_Direction:_
Single out the lines of the material that contain "æqualis" and copy them.

_Lines of data:_
==========

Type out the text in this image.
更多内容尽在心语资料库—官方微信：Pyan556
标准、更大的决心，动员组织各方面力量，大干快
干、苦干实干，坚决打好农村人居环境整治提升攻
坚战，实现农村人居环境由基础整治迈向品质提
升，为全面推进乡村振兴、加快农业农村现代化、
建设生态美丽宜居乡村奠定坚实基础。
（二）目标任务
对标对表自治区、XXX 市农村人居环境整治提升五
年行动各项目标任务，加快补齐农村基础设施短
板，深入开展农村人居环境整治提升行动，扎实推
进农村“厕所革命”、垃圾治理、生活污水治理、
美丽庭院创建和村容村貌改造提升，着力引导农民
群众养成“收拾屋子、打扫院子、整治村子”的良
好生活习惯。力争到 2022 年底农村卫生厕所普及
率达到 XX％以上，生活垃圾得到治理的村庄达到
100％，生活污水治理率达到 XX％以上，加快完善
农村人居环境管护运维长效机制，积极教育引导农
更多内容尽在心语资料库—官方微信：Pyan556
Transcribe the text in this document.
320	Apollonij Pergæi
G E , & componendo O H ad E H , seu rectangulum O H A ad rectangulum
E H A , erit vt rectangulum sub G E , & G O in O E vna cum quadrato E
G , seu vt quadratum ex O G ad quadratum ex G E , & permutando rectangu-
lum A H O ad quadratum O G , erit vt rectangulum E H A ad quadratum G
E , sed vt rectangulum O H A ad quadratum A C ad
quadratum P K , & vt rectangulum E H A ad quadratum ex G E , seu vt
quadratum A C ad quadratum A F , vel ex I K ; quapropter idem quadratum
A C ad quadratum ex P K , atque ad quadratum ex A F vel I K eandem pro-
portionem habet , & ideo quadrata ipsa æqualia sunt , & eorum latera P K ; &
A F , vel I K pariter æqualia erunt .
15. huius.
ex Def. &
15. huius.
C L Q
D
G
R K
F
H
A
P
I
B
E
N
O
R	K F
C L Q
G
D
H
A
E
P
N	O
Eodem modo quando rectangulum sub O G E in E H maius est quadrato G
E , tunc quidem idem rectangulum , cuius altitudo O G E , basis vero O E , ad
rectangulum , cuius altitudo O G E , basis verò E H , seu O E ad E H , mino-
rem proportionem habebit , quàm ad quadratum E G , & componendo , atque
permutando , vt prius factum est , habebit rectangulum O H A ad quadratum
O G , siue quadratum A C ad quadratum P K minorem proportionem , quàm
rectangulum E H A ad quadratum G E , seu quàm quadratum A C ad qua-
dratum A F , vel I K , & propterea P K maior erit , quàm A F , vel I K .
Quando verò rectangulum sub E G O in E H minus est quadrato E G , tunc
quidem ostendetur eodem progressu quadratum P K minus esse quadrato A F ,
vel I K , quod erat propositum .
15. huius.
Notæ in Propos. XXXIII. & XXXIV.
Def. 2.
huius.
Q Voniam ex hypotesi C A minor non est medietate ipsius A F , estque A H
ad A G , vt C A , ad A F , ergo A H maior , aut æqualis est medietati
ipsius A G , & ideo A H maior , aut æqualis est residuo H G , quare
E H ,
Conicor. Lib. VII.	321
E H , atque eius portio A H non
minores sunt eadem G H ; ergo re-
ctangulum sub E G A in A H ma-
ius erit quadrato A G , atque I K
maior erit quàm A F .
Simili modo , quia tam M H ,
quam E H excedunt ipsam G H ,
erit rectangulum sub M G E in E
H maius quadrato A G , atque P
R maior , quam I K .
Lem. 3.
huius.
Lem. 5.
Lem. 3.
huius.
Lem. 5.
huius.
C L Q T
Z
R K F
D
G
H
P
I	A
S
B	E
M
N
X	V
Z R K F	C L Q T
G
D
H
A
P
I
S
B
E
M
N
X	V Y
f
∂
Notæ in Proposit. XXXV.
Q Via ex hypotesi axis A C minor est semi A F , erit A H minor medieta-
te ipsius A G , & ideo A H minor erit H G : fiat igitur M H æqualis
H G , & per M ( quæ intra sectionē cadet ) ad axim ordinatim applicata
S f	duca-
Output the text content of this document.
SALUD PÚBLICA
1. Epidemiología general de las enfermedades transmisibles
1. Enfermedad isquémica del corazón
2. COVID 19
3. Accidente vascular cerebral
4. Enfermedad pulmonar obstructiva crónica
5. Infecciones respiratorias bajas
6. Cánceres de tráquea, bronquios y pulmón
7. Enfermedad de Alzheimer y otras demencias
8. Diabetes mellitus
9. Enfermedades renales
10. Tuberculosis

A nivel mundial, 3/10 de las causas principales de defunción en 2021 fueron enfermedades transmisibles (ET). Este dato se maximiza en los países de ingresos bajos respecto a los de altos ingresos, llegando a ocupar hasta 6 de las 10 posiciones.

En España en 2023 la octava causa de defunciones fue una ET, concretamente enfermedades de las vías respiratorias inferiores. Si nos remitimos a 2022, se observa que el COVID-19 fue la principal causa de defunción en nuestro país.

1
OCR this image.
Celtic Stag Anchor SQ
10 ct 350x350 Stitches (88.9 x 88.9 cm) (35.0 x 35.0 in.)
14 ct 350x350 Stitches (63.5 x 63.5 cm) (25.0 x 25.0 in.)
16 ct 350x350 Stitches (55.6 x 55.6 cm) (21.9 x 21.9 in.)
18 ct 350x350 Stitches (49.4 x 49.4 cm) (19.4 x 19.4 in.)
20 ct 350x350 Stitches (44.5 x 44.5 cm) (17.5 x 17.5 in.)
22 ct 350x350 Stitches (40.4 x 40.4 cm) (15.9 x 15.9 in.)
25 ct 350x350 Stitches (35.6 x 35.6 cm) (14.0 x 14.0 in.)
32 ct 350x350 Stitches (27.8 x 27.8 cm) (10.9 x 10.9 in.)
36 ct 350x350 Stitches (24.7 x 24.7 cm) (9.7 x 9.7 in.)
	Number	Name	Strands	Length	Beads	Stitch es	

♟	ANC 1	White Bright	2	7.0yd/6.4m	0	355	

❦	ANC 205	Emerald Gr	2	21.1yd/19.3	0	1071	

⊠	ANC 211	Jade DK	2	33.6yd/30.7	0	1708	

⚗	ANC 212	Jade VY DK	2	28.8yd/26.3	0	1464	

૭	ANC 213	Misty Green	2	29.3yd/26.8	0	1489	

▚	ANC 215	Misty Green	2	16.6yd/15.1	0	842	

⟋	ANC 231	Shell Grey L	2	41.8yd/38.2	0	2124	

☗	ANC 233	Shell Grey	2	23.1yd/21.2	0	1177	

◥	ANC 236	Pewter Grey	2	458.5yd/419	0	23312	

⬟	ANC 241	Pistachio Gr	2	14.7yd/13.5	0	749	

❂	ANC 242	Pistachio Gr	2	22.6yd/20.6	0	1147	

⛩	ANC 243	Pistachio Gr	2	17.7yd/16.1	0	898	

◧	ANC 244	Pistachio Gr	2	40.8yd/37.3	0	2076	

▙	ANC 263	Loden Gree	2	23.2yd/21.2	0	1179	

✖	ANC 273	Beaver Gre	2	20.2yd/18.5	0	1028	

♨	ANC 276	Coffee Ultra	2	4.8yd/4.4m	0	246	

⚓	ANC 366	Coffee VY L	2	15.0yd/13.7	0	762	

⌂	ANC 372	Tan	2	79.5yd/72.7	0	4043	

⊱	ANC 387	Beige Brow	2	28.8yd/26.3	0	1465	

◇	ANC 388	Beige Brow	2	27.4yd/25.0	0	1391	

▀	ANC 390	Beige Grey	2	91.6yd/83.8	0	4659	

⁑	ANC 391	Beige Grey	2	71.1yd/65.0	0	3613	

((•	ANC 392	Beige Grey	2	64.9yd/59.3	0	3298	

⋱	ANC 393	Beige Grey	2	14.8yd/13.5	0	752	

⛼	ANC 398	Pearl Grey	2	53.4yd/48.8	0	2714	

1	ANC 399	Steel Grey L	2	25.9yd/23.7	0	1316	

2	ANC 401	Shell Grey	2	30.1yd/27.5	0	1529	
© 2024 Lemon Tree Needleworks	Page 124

==========

_Result:_
ad A G , vt C A , ad A F , ergo A H maior , aut æqualis est medietati
ipsius A G , & ideo A H maior , aut æqualis est residuo H G , quare
te ipsius A G , & ideo A H minor erit H G : fiat igitur M H æqualis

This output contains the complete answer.